Collected data

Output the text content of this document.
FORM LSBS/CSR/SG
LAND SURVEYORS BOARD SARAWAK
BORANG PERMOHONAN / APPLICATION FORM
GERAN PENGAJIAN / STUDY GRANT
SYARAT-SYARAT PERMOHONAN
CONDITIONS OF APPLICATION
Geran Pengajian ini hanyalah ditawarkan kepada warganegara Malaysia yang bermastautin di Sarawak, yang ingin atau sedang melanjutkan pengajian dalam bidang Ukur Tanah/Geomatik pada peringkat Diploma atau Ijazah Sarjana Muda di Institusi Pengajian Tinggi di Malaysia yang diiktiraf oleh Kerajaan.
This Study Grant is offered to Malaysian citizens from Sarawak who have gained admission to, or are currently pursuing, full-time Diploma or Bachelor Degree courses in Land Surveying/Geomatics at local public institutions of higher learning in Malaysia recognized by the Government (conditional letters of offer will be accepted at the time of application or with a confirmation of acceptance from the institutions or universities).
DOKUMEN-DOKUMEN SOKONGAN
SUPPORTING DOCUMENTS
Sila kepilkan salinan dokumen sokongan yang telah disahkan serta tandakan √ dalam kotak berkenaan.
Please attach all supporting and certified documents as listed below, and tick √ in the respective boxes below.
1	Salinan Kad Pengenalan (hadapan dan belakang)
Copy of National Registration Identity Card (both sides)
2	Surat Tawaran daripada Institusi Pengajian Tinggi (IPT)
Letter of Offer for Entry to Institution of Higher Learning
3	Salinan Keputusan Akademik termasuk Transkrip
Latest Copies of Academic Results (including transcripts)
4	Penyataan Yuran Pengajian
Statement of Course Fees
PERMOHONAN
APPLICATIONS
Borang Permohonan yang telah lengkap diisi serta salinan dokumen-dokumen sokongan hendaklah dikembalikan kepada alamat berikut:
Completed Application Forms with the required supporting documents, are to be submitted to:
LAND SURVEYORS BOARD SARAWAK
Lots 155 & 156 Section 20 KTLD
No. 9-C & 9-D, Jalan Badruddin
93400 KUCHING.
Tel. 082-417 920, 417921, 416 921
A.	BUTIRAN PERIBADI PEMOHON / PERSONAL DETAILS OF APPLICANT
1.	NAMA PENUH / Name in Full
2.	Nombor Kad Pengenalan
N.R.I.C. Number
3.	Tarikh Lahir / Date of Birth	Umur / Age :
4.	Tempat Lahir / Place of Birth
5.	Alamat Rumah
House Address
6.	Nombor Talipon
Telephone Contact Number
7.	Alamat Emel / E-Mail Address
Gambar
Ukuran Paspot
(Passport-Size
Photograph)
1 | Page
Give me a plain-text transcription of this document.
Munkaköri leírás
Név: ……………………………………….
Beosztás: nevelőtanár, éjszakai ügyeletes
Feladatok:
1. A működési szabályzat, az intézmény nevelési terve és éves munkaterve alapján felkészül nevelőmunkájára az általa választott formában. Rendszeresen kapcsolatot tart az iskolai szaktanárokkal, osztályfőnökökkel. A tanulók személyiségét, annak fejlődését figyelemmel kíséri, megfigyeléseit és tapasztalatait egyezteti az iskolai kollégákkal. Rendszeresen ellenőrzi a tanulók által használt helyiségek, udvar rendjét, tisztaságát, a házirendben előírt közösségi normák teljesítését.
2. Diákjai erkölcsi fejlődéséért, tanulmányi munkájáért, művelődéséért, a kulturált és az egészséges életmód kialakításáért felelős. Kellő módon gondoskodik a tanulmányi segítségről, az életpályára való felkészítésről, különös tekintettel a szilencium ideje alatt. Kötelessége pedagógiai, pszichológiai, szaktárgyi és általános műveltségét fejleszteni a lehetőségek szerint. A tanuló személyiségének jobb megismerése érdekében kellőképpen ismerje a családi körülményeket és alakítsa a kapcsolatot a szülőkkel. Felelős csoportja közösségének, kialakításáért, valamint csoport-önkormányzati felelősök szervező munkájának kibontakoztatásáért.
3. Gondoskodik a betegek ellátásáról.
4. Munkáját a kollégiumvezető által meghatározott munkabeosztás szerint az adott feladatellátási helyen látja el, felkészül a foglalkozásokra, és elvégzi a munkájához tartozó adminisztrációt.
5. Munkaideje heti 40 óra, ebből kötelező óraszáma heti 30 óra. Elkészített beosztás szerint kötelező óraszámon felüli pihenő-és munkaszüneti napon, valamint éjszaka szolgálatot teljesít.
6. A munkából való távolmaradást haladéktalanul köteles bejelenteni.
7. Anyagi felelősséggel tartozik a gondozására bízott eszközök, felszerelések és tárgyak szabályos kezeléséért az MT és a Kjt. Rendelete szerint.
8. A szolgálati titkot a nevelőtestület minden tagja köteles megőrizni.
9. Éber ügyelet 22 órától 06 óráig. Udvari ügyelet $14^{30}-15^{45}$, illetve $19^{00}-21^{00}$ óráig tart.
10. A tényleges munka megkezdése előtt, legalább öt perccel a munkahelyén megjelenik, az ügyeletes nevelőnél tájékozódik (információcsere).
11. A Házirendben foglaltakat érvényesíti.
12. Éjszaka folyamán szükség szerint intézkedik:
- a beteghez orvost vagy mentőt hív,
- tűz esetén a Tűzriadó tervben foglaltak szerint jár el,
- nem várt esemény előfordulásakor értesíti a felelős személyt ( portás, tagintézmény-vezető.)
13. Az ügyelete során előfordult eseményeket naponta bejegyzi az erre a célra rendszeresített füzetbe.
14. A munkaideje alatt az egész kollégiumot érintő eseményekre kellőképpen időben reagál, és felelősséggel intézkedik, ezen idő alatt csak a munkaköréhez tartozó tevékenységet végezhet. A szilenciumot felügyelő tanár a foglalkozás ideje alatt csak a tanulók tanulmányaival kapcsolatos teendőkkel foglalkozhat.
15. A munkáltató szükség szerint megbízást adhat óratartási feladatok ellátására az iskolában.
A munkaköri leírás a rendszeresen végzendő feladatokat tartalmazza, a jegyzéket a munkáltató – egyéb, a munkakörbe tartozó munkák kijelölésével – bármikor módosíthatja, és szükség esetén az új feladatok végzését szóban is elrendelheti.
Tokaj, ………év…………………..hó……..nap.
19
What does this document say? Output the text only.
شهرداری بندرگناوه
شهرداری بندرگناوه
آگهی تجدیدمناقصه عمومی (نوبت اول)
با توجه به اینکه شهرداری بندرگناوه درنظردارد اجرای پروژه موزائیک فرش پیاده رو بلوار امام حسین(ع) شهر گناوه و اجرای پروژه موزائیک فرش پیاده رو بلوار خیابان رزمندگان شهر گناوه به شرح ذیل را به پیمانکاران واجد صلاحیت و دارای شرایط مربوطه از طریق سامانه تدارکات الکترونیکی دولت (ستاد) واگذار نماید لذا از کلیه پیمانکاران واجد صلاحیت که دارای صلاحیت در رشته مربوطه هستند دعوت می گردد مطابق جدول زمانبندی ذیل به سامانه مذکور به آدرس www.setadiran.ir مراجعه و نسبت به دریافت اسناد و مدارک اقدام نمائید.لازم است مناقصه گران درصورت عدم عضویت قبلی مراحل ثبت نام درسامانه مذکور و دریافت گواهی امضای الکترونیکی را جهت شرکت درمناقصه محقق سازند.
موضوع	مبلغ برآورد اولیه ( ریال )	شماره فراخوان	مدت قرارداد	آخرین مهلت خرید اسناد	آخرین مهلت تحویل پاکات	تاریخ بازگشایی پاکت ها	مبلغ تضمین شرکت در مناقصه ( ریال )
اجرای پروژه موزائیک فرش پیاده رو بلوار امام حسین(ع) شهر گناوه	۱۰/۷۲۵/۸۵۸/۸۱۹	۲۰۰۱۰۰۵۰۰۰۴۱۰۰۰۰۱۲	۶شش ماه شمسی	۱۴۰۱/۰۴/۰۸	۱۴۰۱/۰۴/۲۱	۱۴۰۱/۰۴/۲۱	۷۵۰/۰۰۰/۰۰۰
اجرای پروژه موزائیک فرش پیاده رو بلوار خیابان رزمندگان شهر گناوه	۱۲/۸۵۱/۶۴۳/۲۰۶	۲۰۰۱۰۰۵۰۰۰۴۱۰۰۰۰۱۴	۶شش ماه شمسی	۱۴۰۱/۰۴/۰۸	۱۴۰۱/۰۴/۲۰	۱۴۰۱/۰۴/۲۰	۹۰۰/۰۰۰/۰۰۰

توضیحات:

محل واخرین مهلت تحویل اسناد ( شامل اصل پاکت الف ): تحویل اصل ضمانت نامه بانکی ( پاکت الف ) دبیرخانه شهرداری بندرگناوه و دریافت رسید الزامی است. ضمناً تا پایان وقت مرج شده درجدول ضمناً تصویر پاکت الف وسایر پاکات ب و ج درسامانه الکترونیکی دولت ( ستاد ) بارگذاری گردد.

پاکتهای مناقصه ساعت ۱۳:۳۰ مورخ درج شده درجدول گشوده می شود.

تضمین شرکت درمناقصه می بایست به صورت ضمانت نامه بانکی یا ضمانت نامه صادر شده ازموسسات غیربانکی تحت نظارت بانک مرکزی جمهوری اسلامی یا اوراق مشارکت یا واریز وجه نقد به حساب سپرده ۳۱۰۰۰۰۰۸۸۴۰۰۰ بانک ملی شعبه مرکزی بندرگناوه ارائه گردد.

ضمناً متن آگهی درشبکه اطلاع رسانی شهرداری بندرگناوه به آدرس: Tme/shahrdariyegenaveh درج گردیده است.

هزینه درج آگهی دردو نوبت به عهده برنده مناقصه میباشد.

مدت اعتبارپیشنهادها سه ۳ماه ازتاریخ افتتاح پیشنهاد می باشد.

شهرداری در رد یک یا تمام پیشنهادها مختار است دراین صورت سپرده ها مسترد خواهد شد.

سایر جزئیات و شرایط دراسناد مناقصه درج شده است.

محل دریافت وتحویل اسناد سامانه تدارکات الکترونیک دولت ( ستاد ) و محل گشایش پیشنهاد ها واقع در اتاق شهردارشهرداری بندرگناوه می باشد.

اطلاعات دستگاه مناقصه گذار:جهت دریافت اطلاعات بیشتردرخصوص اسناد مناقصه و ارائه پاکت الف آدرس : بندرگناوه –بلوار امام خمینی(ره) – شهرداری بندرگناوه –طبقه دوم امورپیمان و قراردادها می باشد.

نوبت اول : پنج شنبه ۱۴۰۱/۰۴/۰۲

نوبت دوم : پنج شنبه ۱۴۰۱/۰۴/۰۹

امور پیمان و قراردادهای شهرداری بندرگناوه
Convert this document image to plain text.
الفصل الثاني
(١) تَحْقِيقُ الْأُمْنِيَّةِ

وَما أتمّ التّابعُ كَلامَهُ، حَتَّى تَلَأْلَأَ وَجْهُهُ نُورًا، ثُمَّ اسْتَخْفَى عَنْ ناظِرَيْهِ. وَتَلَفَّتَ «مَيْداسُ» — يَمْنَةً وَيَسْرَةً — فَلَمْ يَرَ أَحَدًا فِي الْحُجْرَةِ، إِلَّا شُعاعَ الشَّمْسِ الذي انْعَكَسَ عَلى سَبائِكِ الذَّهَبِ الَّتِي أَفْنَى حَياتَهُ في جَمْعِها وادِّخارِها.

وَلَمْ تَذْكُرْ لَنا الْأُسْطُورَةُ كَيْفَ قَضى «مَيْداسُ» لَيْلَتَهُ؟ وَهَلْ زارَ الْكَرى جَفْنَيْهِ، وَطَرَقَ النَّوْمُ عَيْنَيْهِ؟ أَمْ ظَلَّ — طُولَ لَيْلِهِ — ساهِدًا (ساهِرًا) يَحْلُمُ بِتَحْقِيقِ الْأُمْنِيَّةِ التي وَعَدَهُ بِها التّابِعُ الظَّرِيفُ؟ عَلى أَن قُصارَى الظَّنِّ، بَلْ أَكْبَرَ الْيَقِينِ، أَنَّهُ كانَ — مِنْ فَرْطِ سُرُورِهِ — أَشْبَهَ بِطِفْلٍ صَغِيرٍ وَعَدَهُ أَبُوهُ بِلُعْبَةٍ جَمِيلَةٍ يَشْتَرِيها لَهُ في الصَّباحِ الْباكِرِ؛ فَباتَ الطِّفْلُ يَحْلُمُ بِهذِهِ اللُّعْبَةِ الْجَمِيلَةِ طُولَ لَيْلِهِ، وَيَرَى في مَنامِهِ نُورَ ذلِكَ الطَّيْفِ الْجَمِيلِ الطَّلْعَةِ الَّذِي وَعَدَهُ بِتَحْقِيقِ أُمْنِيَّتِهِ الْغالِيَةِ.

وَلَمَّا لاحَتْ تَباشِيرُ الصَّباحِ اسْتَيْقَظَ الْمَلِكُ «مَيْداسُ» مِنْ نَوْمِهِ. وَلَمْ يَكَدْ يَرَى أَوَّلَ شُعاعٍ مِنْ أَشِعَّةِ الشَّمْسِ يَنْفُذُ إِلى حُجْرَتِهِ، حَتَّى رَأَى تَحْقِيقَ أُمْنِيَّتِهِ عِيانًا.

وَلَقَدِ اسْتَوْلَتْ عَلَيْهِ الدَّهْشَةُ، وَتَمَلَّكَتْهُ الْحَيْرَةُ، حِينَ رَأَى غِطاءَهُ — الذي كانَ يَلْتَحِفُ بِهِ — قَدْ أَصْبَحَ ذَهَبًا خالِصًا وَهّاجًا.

### PROBLEM TO SOLVE
Within the data above, pick out all lines holding the word "Nombor".

### TASK OUTPUT
2.	Nombor Kad Pengenalan
6.	Nombor Talipon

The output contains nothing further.